SHORT TASK: Return each line that holds the word "difficulty".

============

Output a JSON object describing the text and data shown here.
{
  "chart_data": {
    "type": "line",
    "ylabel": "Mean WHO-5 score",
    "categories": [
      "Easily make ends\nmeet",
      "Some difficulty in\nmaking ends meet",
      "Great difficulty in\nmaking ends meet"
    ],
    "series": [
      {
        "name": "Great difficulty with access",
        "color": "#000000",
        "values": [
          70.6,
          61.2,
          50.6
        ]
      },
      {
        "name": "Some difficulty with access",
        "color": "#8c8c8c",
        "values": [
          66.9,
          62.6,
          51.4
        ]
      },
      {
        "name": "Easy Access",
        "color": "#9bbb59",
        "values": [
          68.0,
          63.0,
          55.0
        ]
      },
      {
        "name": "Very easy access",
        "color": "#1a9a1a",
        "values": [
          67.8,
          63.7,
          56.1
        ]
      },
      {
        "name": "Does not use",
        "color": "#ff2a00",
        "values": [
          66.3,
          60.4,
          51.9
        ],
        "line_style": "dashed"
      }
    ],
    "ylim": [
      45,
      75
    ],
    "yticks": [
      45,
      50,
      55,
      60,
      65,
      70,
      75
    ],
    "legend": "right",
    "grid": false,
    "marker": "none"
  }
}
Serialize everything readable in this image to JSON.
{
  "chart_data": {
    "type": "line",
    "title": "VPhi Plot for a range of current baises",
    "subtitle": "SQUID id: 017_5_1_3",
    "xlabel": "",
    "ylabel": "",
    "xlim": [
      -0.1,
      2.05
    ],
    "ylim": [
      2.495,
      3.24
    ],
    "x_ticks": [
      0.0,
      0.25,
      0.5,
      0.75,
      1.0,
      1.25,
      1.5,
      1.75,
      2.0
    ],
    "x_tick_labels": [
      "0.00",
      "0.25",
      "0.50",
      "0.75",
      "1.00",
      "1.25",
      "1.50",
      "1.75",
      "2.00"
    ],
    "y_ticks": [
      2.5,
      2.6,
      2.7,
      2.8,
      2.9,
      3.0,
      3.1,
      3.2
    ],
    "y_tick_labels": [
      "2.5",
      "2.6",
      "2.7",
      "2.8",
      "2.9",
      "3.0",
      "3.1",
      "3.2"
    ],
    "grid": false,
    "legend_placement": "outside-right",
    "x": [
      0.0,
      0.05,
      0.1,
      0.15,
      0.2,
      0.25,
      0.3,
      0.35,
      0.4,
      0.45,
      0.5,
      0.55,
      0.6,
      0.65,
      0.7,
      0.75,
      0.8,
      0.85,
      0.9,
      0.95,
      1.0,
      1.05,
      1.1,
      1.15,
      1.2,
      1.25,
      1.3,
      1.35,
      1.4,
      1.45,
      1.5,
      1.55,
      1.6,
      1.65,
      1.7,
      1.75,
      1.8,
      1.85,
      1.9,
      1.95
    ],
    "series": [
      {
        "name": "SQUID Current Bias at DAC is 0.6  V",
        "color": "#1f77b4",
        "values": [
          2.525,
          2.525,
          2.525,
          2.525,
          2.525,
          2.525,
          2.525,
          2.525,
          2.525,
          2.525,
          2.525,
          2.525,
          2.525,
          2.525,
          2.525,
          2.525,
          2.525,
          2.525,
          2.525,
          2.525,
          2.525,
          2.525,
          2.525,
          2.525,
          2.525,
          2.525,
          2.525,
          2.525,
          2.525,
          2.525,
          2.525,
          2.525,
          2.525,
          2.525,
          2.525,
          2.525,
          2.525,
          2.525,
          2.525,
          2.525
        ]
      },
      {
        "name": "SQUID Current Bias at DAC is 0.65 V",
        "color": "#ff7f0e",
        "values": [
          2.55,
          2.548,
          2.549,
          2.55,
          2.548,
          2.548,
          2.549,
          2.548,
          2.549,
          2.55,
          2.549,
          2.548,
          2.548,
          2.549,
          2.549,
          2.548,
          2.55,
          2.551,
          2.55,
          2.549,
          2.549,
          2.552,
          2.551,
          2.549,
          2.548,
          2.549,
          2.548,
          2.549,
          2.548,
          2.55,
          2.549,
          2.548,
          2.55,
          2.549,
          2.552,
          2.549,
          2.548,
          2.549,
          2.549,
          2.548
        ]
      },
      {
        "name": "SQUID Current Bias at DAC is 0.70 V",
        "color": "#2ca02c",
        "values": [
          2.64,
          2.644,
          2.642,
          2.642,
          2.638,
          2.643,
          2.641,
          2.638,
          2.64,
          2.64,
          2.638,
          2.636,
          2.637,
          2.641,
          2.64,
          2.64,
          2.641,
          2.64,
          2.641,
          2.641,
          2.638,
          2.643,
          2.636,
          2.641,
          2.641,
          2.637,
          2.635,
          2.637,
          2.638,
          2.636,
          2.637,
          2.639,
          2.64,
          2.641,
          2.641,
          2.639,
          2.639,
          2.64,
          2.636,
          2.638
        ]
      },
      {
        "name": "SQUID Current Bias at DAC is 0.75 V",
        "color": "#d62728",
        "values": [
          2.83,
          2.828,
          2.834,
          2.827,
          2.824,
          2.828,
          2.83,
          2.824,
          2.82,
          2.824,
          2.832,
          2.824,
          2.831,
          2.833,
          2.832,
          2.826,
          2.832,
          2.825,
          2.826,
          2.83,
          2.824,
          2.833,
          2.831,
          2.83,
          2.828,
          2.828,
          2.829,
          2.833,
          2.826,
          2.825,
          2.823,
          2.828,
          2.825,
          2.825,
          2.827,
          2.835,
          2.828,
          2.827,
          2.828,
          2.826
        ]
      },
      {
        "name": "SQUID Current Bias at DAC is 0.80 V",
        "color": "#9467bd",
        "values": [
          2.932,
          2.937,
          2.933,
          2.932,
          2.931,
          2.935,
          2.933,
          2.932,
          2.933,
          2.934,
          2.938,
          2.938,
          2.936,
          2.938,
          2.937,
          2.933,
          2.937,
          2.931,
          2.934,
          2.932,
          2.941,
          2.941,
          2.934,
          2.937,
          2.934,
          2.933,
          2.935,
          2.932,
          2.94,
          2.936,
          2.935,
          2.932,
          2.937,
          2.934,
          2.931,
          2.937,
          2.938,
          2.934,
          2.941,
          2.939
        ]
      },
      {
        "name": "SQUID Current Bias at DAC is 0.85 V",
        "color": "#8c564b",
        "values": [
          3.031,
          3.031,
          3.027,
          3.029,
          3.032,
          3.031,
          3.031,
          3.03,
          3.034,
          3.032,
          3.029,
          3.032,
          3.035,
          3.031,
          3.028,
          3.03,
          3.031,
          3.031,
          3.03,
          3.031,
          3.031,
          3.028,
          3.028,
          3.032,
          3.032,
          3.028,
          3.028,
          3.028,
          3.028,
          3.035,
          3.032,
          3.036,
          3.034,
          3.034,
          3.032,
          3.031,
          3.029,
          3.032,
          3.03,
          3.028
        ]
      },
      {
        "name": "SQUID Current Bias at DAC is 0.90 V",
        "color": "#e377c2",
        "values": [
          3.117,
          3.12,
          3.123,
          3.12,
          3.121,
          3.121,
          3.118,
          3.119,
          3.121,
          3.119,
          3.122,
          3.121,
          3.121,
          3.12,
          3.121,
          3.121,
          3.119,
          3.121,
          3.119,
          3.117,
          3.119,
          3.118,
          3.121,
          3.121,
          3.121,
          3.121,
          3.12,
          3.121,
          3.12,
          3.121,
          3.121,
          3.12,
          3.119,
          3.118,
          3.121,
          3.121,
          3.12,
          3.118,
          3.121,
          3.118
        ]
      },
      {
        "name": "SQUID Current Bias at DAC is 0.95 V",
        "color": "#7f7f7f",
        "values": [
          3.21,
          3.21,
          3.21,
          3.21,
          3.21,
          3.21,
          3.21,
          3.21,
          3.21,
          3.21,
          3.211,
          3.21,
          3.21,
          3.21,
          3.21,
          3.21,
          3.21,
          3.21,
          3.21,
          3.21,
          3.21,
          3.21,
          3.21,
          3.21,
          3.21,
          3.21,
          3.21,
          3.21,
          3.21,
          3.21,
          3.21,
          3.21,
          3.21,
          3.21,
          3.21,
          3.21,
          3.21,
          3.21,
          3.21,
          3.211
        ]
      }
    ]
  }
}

============

COMPLETE RESPONSE:
      "Some difficulty in\nmaking ends meet",
      "Great difficulty in\nmaking ends meet"
        "name": "Great difficulty with access",
        "name": "Some difficulty with access",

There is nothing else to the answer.